▸ **What is being asked**
Identify all lines below that hold "Christian" and collect them.

[START OF Provided data]

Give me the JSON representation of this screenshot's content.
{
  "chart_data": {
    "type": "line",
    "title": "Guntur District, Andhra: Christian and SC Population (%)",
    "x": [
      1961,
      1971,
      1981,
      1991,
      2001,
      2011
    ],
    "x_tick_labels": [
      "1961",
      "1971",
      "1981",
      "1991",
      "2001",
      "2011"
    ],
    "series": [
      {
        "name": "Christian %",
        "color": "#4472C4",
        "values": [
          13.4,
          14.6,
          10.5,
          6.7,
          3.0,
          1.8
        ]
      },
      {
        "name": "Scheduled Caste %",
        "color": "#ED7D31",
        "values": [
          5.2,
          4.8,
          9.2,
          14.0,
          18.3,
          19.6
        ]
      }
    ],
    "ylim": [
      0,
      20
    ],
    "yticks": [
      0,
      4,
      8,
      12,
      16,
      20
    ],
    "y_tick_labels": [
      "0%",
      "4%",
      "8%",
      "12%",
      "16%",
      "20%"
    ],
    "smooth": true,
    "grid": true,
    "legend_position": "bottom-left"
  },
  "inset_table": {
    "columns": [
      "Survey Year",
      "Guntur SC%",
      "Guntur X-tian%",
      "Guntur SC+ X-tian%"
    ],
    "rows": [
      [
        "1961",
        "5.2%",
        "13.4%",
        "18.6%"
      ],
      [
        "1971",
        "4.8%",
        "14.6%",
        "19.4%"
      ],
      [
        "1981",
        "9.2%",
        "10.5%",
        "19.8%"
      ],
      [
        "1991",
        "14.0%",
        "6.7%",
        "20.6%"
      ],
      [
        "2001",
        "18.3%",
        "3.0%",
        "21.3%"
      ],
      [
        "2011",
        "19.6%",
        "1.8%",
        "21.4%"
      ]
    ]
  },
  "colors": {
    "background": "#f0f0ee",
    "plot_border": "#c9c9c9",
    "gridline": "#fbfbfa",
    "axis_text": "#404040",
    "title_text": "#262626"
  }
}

[END OF Provided data]

▸ **Reply to the exercise**
    "title": "Guntur District, Andhra: Christian and SC Population (%)",
        "name": "Christian %",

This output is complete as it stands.